_Written request_
Only the number is wanted: how many lines hold the word "xlabel"?
*** Data supplied ***
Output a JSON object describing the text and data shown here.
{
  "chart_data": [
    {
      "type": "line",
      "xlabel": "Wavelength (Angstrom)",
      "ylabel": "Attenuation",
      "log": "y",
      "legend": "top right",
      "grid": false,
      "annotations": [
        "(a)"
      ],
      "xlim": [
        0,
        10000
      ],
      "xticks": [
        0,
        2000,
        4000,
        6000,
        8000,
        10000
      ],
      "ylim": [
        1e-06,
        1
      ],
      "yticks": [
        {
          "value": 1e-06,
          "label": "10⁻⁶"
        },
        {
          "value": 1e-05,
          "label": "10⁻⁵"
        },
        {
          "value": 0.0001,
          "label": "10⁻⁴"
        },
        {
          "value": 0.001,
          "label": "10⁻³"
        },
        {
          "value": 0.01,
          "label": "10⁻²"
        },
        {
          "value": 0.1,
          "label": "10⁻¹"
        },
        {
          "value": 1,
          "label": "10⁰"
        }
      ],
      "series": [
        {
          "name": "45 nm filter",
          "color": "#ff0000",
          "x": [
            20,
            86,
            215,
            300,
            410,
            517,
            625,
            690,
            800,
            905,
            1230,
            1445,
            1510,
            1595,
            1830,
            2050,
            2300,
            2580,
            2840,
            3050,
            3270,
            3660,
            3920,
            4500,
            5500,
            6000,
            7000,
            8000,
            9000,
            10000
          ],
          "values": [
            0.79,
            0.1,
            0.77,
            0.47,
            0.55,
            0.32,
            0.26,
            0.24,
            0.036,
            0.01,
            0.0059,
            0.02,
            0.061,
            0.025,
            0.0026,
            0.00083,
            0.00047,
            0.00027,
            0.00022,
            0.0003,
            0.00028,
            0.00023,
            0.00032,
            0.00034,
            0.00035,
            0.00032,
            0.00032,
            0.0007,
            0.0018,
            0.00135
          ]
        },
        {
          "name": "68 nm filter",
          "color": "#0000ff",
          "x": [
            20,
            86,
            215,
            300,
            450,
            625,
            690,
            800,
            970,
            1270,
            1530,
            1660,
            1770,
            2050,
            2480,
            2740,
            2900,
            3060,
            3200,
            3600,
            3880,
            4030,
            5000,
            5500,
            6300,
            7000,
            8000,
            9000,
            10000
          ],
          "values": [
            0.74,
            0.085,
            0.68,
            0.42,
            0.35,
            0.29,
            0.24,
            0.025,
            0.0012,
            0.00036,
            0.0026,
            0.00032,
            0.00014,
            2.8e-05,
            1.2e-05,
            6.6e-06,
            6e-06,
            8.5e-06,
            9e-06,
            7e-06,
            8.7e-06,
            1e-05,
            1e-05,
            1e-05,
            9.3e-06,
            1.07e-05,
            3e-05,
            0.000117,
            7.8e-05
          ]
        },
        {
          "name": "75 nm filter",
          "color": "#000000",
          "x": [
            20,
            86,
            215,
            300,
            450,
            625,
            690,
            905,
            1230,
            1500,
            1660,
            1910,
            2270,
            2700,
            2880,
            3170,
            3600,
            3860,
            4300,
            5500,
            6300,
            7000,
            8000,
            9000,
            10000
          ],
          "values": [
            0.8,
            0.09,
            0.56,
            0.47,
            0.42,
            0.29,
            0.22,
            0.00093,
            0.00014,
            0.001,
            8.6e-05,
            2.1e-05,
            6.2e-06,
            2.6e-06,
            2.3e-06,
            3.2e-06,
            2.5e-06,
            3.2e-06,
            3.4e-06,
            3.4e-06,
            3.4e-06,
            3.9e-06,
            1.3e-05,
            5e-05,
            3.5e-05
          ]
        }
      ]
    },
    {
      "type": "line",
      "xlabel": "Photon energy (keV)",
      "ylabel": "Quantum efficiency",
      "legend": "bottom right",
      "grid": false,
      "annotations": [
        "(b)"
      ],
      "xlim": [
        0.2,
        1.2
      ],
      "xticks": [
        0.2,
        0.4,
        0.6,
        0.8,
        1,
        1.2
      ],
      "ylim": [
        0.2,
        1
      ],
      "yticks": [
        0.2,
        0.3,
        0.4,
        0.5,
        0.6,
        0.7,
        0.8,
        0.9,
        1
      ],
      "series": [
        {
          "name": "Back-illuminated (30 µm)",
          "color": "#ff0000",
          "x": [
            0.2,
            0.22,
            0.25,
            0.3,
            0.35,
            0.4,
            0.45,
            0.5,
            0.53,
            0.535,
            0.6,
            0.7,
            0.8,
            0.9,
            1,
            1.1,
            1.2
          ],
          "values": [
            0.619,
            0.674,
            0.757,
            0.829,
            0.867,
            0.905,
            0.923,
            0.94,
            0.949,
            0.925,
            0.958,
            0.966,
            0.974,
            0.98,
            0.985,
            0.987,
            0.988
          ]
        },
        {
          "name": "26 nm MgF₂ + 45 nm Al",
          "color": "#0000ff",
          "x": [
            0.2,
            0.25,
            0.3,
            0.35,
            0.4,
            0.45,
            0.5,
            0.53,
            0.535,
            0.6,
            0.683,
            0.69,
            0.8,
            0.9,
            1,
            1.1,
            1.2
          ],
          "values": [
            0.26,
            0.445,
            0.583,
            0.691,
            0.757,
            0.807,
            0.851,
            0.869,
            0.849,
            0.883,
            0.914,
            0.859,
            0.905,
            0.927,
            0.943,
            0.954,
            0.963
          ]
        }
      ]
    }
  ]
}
***
*** Data supplied ***
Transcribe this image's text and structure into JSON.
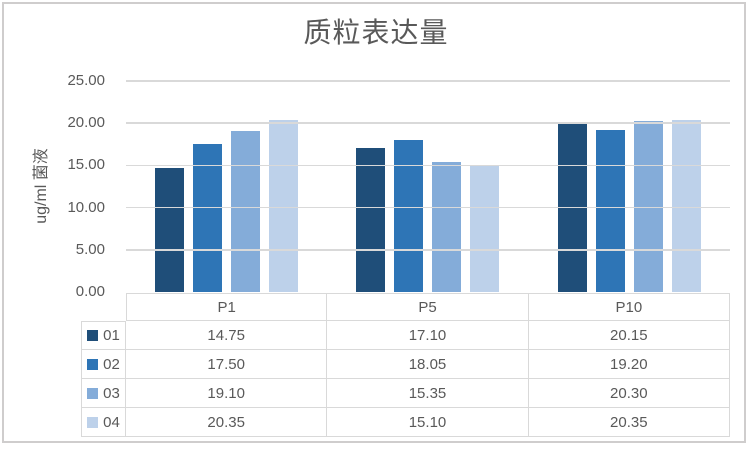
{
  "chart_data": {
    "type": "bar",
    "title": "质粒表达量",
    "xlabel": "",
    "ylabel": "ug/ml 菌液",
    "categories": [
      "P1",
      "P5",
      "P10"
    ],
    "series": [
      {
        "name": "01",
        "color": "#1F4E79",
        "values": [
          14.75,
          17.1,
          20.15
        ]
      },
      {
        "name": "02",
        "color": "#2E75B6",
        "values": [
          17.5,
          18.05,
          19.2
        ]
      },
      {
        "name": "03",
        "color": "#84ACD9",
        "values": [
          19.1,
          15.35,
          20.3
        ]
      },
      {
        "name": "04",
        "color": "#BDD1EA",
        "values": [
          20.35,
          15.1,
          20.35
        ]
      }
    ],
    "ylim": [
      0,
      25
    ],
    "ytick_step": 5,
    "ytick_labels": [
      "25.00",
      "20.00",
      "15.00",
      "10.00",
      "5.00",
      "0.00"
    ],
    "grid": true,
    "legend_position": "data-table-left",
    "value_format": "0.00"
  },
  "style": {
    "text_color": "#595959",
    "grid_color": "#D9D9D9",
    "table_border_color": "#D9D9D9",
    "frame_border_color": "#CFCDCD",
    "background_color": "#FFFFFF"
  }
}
***
_Solution for this problem_
3